**TASK DESCRIPTION:** Determine which lines contain the word "Ostatní", then copy those lines.

**INFORMATION PROVIDED:**
______________________________
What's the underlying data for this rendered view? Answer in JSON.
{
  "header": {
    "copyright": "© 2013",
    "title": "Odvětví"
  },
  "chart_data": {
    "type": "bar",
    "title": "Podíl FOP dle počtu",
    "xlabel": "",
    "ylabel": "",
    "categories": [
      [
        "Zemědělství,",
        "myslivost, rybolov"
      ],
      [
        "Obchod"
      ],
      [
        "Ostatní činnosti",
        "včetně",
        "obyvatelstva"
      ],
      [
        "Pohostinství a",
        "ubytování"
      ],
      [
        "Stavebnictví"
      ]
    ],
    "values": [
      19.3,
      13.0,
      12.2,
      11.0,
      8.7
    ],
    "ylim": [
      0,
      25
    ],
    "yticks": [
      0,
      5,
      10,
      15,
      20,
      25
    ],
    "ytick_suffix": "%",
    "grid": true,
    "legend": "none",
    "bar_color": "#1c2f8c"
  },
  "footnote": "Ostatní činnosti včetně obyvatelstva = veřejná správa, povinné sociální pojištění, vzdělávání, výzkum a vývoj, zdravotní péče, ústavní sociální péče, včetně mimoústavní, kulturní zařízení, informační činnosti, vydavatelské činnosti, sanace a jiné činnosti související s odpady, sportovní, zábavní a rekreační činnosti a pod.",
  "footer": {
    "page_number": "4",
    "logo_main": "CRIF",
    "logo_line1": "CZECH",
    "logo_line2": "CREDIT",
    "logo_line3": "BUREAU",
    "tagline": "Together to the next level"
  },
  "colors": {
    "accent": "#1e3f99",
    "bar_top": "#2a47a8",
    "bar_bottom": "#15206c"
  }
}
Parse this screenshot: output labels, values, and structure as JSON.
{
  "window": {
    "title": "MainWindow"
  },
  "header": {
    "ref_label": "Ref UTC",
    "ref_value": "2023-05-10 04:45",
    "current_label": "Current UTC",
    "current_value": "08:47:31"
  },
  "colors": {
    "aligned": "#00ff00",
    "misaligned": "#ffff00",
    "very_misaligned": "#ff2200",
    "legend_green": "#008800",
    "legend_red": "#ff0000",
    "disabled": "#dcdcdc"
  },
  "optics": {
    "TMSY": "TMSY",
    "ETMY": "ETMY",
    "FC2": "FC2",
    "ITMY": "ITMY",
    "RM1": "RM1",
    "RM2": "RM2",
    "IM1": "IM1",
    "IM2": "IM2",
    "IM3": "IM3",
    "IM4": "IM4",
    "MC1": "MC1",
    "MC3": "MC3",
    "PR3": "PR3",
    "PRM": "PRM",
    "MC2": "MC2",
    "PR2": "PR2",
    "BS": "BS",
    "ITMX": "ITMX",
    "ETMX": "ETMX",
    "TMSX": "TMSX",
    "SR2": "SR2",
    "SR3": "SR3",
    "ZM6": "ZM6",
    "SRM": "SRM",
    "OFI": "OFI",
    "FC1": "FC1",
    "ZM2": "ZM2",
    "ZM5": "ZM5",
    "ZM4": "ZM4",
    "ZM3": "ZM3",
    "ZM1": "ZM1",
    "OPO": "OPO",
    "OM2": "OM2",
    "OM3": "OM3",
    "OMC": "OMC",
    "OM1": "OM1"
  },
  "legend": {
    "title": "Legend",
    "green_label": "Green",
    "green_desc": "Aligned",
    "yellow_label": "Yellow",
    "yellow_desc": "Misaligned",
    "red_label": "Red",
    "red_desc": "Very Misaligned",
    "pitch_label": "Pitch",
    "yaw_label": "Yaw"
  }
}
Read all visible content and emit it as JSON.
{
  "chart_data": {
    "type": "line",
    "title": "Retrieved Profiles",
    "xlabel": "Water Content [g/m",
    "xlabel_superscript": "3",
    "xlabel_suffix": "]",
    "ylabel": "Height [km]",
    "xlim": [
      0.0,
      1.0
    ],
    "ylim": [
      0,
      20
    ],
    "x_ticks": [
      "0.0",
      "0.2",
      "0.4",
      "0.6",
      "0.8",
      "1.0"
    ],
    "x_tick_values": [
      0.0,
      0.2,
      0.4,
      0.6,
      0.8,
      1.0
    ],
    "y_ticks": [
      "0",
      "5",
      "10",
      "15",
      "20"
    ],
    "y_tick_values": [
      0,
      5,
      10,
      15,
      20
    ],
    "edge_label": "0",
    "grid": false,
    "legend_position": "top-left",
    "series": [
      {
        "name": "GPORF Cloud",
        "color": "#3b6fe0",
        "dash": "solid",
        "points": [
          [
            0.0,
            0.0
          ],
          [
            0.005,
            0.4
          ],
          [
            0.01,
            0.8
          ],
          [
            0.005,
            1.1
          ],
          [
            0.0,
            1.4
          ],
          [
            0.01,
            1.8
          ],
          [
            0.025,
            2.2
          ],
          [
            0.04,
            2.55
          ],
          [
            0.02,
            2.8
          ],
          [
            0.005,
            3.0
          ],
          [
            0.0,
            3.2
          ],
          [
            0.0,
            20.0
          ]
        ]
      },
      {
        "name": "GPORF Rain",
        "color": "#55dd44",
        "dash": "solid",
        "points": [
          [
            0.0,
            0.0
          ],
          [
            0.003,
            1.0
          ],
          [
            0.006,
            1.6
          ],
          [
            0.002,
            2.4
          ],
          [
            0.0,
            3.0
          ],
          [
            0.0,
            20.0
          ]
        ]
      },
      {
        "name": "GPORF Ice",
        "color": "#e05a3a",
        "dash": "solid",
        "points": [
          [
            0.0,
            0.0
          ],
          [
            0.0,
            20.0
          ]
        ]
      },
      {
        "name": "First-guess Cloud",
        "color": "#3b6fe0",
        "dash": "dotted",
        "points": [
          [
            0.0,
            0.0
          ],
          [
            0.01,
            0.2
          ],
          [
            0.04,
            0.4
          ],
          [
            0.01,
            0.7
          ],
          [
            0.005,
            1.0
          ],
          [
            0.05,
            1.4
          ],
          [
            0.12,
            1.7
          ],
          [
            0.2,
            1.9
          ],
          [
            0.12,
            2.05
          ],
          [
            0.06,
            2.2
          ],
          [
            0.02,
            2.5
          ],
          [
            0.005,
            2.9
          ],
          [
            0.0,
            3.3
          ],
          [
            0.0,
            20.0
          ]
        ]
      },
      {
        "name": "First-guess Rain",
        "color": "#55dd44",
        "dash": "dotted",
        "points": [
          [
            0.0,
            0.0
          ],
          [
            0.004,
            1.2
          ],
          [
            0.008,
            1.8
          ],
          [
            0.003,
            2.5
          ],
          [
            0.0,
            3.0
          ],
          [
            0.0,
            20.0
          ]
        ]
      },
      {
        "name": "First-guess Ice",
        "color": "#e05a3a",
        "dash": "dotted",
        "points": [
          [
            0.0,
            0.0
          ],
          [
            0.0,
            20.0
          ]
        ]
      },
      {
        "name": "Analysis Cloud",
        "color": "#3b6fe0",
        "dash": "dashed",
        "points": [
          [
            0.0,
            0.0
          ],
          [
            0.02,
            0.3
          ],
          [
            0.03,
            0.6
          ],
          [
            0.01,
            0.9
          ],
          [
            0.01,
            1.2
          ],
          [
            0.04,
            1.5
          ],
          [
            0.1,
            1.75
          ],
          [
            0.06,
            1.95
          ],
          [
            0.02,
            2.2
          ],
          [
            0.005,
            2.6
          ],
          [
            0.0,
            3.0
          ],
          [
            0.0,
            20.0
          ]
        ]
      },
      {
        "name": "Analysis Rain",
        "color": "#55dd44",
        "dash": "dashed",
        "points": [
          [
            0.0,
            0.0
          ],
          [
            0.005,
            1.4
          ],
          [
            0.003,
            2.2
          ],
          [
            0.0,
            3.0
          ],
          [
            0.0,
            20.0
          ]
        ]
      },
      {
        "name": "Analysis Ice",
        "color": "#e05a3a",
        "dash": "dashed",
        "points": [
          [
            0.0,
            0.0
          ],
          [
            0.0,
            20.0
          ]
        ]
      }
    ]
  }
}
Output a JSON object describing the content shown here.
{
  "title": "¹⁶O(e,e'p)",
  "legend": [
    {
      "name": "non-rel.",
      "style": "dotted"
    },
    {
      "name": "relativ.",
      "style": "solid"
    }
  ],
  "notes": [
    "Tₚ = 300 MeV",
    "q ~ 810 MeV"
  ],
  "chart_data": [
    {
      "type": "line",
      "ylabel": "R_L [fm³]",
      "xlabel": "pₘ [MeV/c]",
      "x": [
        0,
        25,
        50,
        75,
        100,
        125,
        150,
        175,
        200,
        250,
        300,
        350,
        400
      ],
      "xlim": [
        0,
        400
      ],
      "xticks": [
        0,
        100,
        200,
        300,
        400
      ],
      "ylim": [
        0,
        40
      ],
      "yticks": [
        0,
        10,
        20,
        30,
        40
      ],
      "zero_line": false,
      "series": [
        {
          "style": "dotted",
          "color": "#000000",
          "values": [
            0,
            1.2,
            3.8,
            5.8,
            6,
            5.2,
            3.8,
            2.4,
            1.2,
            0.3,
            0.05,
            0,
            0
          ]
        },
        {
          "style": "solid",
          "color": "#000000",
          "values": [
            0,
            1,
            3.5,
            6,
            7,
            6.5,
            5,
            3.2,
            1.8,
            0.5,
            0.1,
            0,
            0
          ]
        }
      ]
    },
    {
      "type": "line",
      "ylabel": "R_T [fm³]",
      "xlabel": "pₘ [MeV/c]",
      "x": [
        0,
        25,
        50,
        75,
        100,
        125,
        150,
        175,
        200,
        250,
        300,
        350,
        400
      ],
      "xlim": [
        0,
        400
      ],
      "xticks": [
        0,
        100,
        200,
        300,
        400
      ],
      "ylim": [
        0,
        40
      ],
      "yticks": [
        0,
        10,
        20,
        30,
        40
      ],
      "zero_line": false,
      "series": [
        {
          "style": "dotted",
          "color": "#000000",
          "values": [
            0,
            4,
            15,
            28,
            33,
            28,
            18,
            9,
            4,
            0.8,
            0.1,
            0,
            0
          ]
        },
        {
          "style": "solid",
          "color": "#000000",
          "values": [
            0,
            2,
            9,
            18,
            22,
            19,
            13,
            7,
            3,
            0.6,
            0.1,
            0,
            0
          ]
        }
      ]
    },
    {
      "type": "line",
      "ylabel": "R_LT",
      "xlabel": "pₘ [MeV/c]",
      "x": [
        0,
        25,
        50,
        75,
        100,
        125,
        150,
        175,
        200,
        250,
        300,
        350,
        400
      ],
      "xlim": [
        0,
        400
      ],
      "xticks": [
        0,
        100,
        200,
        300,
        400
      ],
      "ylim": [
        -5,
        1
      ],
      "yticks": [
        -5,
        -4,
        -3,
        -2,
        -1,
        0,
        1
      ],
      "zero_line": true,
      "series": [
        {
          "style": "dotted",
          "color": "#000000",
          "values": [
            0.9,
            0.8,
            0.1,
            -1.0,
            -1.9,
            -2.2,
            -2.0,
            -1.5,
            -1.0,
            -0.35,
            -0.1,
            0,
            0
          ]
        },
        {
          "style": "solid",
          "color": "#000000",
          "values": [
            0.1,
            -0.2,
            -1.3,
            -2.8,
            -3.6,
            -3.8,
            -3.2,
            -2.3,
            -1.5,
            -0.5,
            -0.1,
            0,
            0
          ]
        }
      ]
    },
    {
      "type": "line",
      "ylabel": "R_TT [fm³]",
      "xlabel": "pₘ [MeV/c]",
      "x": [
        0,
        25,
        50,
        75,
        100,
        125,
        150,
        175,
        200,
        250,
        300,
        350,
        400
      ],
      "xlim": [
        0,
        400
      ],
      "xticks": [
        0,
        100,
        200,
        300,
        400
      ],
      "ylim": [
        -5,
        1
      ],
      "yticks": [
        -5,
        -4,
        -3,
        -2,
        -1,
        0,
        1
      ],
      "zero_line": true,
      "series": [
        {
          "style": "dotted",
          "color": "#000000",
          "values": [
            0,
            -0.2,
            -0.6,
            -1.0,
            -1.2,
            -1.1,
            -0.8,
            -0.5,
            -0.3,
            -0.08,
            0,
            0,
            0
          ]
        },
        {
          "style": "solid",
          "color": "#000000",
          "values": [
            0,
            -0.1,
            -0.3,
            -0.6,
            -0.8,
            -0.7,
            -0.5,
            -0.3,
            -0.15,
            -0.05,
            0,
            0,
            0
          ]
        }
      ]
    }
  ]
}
______________________________
**TASK ANSWER:**
        "Ostatní činnosti",
  "footnote": "Ostatní činnosti včetně obyvatelstva = veřejná správa, povinné sociální pojištění, vzdělávání, výzkum a vývoj, zdravotní péče, ústavní sociální péče, včetně mimoústavní, kulturní zařízení, informační činnosti, vydavatelské činnosti, sanace a jiné činnosti související s odpady, sportovní, zábavní a rekreační činnosti a pod.",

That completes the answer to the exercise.